* _SUPPLIED DATA_

--------------------------------

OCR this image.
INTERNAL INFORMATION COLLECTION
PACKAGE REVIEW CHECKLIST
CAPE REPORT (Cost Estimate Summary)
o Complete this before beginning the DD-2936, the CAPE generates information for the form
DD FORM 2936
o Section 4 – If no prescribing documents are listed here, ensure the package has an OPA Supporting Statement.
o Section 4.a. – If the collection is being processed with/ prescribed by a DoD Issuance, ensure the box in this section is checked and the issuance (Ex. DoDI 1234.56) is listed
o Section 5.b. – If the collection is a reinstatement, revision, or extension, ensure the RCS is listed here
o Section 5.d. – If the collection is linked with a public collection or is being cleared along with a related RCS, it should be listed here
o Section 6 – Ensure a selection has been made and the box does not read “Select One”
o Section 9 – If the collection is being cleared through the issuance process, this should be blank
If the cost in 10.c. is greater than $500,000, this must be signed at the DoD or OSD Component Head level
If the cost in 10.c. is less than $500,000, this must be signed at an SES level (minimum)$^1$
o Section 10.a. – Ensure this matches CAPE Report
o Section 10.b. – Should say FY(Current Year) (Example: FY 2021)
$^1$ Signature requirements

--------------------------------

* _WRITTEN REQUEST_
Copy out every line of the data above, exactly as given.

* _THE COMPLETED TASK_
OCR this image.
INTERNAL INFORMATION COLLECTION
PACKAGE REVIEW CHECKLIST
CAPE REPORT (Cost Estimate Summary)
o Complete this before beginning the DD-2936, the CAPE generates information for the form
DD FORM 2936
o Section 4 – If no prescribing documents are listed here, ensure the package has an OPA Supporting Statement.
o Section 4.a. – If the collection is being processed with/ prescribed by a DoD Issuance, ensure the box in this section is checked and the issuance (Ex. DoDI 1234.56) is listed
o Section 5.b. – If the collection is a reinstatement, revision, or extension, ensure the RCS is listed here
o Section 5.d. – If the collection is linked with a public collection or is being cleared along with a related RCS, it should be listed here
o Section 6 – Ensure a selection has been made and the box does not read “Select One”
o Section 9 – If the collection is being cleared through the issuance process, this should be blank
If the cost in 10.c. is greater than $500,000, this must be signed at the DoD or OSD Component Head level
If the cost in 10.c. is less than $500,000, this must be signed at an SES level (minimum)$^1$
o Section 10.a. – Ensure this matches CAPE Report
o Section 10.b. – Should say FY(Current Year) (Example: FY 2021)
$^1$ Signature requirements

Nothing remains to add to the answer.